**DATA FOR PROCESSING:**
┌────────
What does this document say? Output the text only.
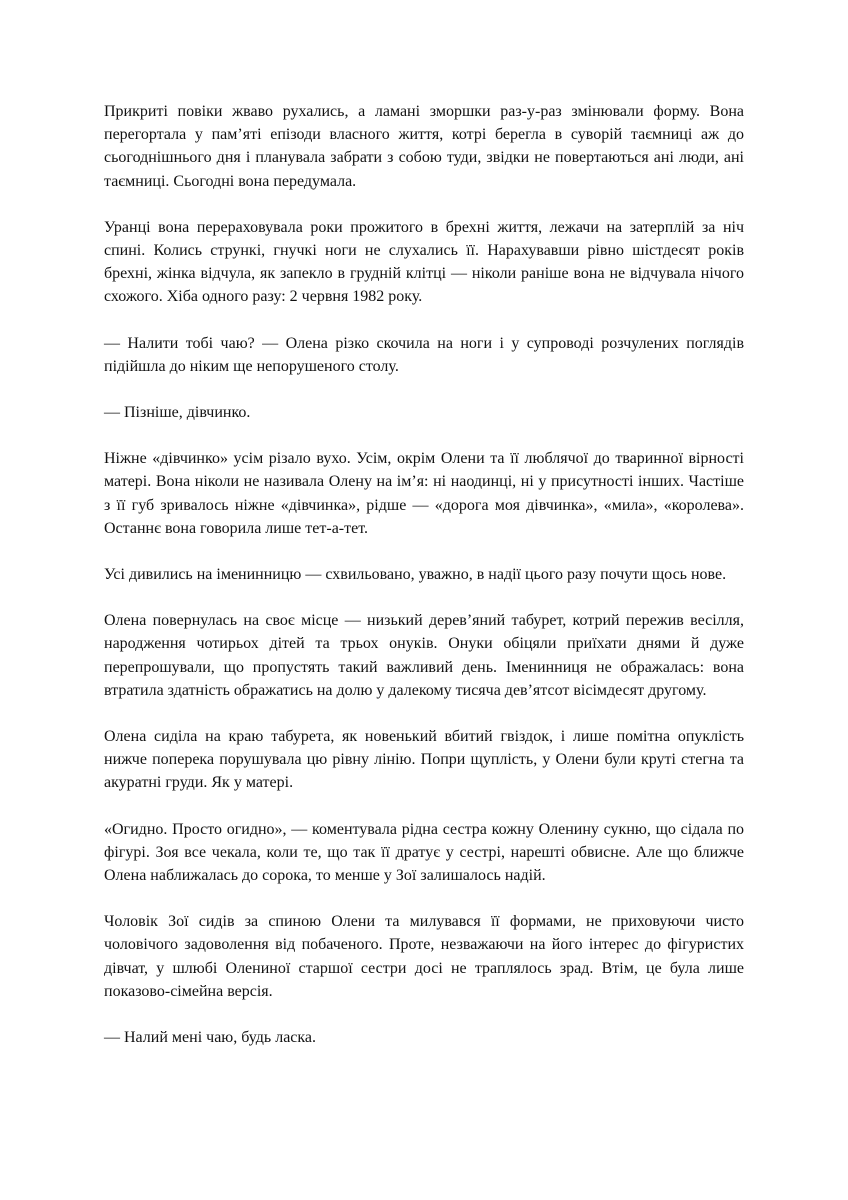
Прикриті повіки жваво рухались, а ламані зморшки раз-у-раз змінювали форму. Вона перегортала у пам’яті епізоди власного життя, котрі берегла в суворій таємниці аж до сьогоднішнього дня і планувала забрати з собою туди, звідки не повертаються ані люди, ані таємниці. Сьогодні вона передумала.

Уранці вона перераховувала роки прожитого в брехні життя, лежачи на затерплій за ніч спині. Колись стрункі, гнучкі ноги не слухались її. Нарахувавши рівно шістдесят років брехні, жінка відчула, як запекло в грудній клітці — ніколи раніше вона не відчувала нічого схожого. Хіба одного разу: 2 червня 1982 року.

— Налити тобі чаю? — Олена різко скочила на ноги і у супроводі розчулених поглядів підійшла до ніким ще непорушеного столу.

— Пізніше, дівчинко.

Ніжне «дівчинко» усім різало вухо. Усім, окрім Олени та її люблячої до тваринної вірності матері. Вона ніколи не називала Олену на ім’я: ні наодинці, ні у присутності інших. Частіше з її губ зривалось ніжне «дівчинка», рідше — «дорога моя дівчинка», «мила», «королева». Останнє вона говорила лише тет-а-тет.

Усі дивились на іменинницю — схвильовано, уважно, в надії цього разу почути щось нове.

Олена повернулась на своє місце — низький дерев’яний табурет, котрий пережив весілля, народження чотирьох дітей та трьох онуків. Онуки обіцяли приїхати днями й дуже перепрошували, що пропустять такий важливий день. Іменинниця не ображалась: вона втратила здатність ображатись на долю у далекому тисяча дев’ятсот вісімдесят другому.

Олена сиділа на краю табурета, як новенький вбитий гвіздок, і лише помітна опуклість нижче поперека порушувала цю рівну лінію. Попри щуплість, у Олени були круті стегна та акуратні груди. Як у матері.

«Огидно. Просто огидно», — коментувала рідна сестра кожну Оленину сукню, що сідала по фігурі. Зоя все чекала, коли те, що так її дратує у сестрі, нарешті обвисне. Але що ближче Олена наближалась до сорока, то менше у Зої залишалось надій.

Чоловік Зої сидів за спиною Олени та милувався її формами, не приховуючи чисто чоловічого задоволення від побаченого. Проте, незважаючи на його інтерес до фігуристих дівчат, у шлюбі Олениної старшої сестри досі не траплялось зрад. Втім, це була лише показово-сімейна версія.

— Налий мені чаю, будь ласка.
└────────
**THE TASK:** All lines holding the word "вона" should be picked out and copied.

**TASK RESULT:**
Прикриті повіки жваво рухались, а ламані зморшки раз-у-раз змінювали форму. Вона перегортала у пам’яті епізоди власного життя, котрі берегла в суворій таємниці аж до сьогоднішнього дня і планувала забрати з собою туди, звідки не повертаються ані люди, ані таємниці. Сьогодні вона передумала.
Уранці вона перераховувала роки прожитого в брехні життя, лежачи на затерплій за ніч спині. Колись стрункі, гнучкі ноги не слухались її. Нарахувавши рівно шістдесят років брехні, жінка відчула, як запекло в грудній клітці — ніколи раніше вона не відчувала нічого схожого. Хіба одного разу: 2 червня 1982 року.
Ніжне «дівчинко» усім різало вухо. Усім, окрім Олени та її люблячої до тваринної вірності матері. Вона ніколи не називала Олену на ім’я: ні наодинці, ні у присутності інших. Частіше з її губ зривалось ніжне «дівчинка», рідше — «дорога моя дівчинка», «мила», «королева». Останнє вона говорила лише тет-а-тет.
Олена повернулась на своє місце — низький дерев’яний табурет, котрий пережив весілля, народження чотирьох дітей та трьох онуків. Онуки обіцяли приїхати днями й дуже перепрошували, що пропустять такий важливий день. Іменинниця не ображалась: вона втратила здатність ображатись на долю у далекому тисяча дев’ятсот вісімдесят другому.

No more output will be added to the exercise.